# Direction
Transcribe the full listing exactly, and drop every picture.

<<<<

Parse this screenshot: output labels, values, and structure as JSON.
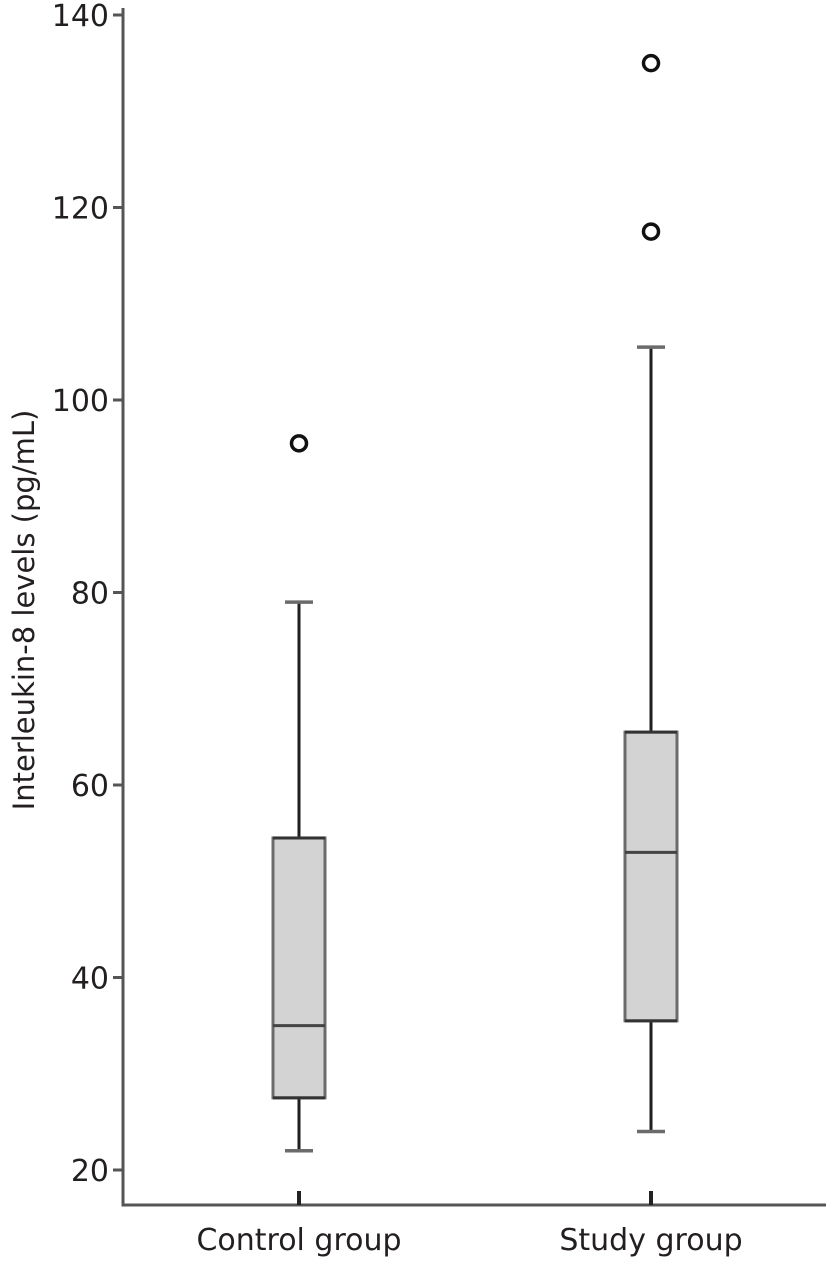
{
  "chart_data": {
    "type": "box",
    "title": "",
    "xlabel": "",
    "ylabel": "Interleukin-8 levels (pg/mL)",
    "ylim": [
      16,
      142
    ],
    "yticks": [
      20,
      40,
      60,
      80,
      100,
      120,
      140
    ],
    "ytick_labels": [
      "20",
      "40",
      "60",
      "80",
      "100",
      "120",
      "140"
    ],
    "categories": [
      "Control group",
      "Study group"
    ],
    "grid": false,
    "boxes": [
      {
        "name": "Control group",
        "whisker_low": 22,
        "q1": 27.5,
        "median": 35,
        "q3": 54.5,
        "whisker_high": 79,
        "outliers": [
          95.5
        ]
      },
      {
        "name": "Study group",
        "whisker_low": 24,
        "q1": 35.5,
        "median": 53,
        "q3": 65.5,
        "whisker_high": 105.5,
        "outliers": [
          117.5,
          135
        ]
      }
    ],
    "colors": {
      "box_fill": "#d3d3d3",
      "box_edge": "#6b6b6b",
      "whisker": "#1f1f1f",
      "outlier": "#111111",
      "text": "#231f20"
    }
  }
}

>>>>

# Response to this task
Parse this screenshot: output labels, values, and structure as JSON.
{
  "chart_data": {
    "type": "box",
    "title": "",
    "xlabel": "",
    "ylabel": "Interleukin-8 levels (pg/mL)",
    "ylim": [
      16,
      142
    ],
    "yticks": [
      20,
      40,
      60,
      80,
      100,
      120,
      140
    ],
    "ytick_labels": [
      "20",
      "40",
      "60",
      "80",
      "100",
      "120",
      "140"
    ],
    "categories": [
      "Control group",
      "Study group"
    ],
    "grid": false,
    "boxes": [
      {
        "name": "Control group",
        "whisker_low": 22,
        "q1": 27.5,
        "median": 35,
        "q3": 54.5,
        "whisker_high": 79,
        "outliers": [
          95.5
        ]
      },
      {
        "name": "Study group",
        "whisker_low": 24,
        "q1": 35.5,
        "median": 53,
        "q3": 65.5,
        "whisker_high": 105.5,
        "outliers": [
          117.5,
          135
        ]
      }
    ],
    "colors": {
      "box_fill": "#d3d3d3",
      "box_edge": "#6b6b6b",
      "whisker": "#1f1f1f",
      "outlier": "#111111",
      "text": "#231f20"
    }
  }
}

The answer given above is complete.